----- Stored rows -----

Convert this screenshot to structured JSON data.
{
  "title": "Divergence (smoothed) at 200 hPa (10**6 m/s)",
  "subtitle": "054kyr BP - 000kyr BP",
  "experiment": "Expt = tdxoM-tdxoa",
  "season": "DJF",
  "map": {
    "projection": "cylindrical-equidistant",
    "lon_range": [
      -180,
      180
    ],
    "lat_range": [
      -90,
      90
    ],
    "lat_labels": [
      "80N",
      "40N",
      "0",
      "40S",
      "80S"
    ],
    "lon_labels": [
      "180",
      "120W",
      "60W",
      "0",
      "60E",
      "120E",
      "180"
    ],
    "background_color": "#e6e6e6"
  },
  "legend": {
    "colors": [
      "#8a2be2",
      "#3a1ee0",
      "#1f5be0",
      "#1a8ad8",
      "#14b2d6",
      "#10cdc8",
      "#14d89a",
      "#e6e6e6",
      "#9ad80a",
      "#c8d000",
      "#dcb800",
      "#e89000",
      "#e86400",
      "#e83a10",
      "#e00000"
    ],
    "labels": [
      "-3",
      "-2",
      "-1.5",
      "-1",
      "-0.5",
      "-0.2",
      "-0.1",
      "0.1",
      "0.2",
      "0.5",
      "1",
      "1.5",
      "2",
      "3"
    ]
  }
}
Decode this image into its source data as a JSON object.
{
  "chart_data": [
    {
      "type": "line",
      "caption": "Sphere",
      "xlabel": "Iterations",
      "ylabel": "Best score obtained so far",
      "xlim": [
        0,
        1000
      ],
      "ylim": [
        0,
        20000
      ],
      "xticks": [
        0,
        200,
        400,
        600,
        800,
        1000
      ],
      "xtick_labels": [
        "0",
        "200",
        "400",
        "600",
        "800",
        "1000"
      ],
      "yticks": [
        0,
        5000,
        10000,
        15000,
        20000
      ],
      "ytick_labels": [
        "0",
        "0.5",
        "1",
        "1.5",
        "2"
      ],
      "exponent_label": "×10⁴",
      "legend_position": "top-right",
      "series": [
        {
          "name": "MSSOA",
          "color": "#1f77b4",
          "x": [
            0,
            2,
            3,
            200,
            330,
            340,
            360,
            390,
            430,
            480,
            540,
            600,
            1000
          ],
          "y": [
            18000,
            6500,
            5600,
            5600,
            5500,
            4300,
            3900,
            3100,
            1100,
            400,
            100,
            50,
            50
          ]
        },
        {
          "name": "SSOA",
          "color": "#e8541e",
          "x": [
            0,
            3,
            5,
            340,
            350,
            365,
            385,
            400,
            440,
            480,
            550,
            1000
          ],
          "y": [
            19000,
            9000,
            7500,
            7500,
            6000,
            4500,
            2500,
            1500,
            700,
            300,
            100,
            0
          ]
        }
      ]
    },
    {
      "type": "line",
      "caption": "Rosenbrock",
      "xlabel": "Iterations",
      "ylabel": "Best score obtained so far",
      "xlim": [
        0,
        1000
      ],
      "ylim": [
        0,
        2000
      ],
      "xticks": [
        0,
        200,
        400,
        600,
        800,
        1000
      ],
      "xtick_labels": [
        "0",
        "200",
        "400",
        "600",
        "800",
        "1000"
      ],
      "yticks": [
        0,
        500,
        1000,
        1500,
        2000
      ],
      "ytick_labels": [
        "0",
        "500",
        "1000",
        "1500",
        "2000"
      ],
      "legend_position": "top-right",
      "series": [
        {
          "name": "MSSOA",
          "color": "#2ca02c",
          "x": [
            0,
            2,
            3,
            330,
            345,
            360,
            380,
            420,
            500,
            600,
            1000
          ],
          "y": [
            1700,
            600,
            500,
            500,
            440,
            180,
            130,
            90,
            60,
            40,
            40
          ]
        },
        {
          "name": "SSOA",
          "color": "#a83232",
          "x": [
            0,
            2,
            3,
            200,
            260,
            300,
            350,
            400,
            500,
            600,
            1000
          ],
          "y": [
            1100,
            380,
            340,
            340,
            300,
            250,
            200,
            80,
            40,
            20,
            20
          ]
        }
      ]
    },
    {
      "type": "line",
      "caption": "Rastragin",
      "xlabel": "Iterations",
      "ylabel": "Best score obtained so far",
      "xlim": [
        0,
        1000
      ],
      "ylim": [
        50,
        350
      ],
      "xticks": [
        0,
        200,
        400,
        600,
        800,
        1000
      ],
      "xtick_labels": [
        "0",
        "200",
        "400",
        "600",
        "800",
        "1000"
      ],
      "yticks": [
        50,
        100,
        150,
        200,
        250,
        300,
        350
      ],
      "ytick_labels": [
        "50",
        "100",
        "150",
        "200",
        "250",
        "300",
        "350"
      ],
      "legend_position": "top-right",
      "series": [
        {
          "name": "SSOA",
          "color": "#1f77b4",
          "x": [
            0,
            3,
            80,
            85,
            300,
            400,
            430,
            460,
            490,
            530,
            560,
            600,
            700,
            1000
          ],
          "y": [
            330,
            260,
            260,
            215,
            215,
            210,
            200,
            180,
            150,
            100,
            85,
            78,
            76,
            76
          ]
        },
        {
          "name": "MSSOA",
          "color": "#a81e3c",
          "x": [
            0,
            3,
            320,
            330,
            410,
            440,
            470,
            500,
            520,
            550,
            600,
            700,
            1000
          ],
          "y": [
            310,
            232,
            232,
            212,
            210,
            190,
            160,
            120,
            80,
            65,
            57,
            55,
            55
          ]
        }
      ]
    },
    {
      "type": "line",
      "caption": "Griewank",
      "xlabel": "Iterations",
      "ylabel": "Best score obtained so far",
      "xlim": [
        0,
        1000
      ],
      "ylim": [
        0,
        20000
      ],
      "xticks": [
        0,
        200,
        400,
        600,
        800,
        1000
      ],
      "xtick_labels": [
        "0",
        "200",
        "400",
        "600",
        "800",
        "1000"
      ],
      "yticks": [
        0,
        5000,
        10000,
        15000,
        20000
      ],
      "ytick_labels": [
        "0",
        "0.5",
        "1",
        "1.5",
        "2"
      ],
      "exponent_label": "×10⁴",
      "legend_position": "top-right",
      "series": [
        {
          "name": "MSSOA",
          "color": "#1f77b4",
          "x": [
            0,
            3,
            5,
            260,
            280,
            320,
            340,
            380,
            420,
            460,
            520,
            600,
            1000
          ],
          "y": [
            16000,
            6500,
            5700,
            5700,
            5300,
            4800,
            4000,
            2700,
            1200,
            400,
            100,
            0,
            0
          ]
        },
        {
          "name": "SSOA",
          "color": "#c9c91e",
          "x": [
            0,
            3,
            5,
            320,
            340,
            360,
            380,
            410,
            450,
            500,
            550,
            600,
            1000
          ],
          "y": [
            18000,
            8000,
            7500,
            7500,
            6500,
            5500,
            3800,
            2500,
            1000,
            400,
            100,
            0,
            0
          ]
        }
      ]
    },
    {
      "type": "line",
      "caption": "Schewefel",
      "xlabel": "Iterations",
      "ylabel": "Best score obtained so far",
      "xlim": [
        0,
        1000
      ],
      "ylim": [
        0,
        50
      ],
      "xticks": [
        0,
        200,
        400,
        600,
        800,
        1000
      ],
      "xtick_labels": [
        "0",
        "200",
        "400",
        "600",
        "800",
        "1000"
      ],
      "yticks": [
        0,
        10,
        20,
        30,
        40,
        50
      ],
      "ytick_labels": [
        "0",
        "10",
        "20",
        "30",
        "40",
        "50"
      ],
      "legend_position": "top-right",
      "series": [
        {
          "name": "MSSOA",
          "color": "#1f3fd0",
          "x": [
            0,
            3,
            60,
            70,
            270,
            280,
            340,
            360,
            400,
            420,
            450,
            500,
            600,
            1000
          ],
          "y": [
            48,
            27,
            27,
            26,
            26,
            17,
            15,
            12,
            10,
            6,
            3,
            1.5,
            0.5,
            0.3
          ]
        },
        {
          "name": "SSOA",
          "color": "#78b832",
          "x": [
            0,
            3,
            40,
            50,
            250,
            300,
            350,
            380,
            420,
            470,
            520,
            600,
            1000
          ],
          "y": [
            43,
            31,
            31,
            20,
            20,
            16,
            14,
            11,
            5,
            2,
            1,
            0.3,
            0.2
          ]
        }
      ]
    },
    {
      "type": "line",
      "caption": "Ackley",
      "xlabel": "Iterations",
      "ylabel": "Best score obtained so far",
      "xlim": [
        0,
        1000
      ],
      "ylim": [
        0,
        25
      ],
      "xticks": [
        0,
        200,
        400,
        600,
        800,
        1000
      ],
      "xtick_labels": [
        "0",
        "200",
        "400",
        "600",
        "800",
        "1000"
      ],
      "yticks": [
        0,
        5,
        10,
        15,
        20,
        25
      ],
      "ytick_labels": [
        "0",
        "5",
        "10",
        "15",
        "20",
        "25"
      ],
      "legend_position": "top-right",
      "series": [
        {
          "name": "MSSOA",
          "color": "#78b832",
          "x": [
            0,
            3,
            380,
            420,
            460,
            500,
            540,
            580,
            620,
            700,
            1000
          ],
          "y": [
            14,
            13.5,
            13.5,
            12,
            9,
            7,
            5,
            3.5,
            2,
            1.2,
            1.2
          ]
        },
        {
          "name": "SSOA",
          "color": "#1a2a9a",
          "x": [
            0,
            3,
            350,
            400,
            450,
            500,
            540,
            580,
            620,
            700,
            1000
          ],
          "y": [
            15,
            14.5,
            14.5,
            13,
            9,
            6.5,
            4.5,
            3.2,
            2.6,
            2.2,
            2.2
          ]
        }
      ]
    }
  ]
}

-----

• Exercise: In the records above, locate the lines holding the word "this". Copy each of them.

• Solution to the problem:
Convert this screenshot to structured JSON data.
Decode this image into its source data as a JSON object.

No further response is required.